Stated problem 1: In the article on the Christian People's Party, rewrite the part that begins at the words "Following a series" and ends after "Jury of Elections.", replacing "electoral threshold" with "minimum vote share".

- Abbreviation: PPC
- President: Carlos Neuhaus
- Secretary-General: Claudia Chirinos Matilde Lozada Javier Bedoya Denegri
- Founder: Luis Bedoya Reyes
- Founded: December 18, 1966
- Split from: Christian Democratic Party
- Headquarters: 1484 Alfonso Ugarte Ave, Lima
- Membership (2020): 278,672
- Ideology: Christian democracy Social conservatism
- Political position: Centre-right
- Religion: Catholic Church
- National affiliation: National Unity
- Regional affiliation: Christian Democrat Organization of America Union of Latin American Parties
- International affiliation: Christian Democrat International International Democracy Union
- Colors: Green
- Seats in the Congress: 0 / 130
- Governorships: 0 / 25
- Regional Councillors: 0 / 274
- Province Mayorships: 0 / 196
- District Mayorships: 0 / 1,874

Website
- ppc.pe

= Christian People's Party (Peru) =

Political party in Peru

The Christian People's Party (Partido Popular Cristiano, PPC) is a centre-right and conservative political party based on the principles of Christian democracy. It was founded in 1966 by Christian Democratic Party dissidents, led by Luis Bedoya Reyes, at the time mayor of Lima.

Participating for the first time in elections in 1978, the PPC managed to solidify its presence in coastal urban areas throughout the 1980s, but it was not enough to win the Peruvian presidency, as Luis Bedoya Reyes placed third in both the 1980 and 1985 general elections. The 1990s saw the party experience an internal crisis while Fujimorism would dominate right-wing politics throughout the decade.

In 2000, the PPC's party registration was revoked by the National Jury of Elections under orders of the Fujimori administration. Recovering its registration in the aftermath of Fujimori's downfall, it became the dominant party of the National Unity coalition, placing third in both the 2001 and 2006 general elections under the candidacy of Lourdes Flores.

Following a series of political failures amid a more severe internal crisis throughout the 2010s, the PPC failed to overcome the electoral threshold at the 2021 general election, and lost its party registration for a second time at the National Jury of Elections.

The party attained its re-registration on 11 May 2024, and its projected to participate in the National Unity coalition for the 2026 general election with Roberto Chiabra as the coalition's presumptive presidential nominee.

== History ==

=== Foundation ===
The Christian People's Party was founded by a group of members of the Christian Democratic Party who ideologically disagreed with militants close to Marxism and socialist tendencies. Luis Bedoya Reyes, then mayor of Lima, established the group on December 18, 1966. Its headquarters was the house of Luis Giusti La Rosa, who would later become the first secretary general.

===Velasco Military dictatorship===

In 1968, General Juan Velasco Alvarado staged a coup d'etat against President Fernando Belaúnde Terry, an ally of Luis Bedoya Reyes. The PPC did not support the military regime and was one of its most fierce opponents, along with the American Popular Revolutionary Alliance (APRA). The latter was declared illegal.

===1978 Constituent Assembly===

In 1978, the government of General Francisco Morales-Bermúdez called for elections for a Constituent Assembly. The PPC attained the second place in the polls, after the APRA. Bedoya Reyes, widely preferred by the Assembly members to become its president, gave the position to the veteran APRA leader, Víctor Raúl Haya de la Torre.

Stated problem 2: Copy the entries word for word, from their first line through the line that contains "question-number: 32. [60,591,113,630]".

Material provided:
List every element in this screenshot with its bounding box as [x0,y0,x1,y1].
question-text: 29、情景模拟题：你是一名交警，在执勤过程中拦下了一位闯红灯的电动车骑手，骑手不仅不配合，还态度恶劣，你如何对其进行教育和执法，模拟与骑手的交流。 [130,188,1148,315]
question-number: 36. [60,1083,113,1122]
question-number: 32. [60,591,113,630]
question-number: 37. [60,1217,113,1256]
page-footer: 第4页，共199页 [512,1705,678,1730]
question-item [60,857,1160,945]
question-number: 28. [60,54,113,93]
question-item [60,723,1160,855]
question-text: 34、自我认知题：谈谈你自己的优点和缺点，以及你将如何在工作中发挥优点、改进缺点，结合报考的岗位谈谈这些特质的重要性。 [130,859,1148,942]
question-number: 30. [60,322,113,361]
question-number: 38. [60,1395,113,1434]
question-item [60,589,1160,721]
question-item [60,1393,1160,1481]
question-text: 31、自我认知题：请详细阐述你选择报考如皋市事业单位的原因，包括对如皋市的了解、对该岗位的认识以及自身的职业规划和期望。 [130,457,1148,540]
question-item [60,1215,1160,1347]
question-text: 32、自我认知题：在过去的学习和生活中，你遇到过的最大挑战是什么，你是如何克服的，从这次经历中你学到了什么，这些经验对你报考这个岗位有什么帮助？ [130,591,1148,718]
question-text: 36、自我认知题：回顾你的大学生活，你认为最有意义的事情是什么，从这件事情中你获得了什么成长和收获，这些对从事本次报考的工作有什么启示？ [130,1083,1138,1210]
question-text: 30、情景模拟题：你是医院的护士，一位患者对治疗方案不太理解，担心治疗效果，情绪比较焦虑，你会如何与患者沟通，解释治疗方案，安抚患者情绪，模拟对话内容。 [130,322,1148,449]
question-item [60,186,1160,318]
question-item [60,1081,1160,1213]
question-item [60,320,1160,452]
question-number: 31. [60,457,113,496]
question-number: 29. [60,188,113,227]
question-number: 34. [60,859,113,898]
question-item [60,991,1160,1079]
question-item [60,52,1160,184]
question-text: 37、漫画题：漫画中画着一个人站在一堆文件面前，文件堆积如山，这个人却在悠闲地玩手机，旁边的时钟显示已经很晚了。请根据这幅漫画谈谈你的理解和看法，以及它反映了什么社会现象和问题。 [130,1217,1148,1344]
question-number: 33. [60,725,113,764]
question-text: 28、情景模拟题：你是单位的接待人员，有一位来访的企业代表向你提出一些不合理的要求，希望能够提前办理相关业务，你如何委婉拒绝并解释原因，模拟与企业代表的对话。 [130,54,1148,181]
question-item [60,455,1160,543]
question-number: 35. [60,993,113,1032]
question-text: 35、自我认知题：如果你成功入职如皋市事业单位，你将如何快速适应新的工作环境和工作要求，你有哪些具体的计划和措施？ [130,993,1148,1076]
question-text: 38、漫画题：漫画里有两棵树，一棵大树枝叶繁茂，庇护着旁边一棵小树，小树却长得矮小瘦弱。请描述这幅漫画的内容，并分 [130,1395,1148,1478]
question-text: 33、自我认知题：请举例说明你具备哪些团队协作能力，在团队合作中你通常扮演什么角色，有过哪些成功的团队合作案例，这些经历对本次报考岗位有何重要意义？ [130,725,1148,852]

Written answer 1:
Following a series of political failures amid a more severe internal crisis throughout the 2010s, the PPC failed to overcome the minimum vote share at the 2021 general election, and lost its party registration for a second time at the National Jury of Elections.

Written answer 2:
List every element in this screenshot with its bounding box as [x0,y0,x1,y1].
question-text: 29、情景模拟题：你是一名交警，在执勤过程中拦下了一位闯红灯的电动车骑手，骑手不仅不配合，还态度恶劣，你如何对其进行教育和执法，模拟与骑手的交流。 [130,188,1148,315]
question-number: 36. [60,1083,113,1122]
question-number: 32. [60,591,113,630]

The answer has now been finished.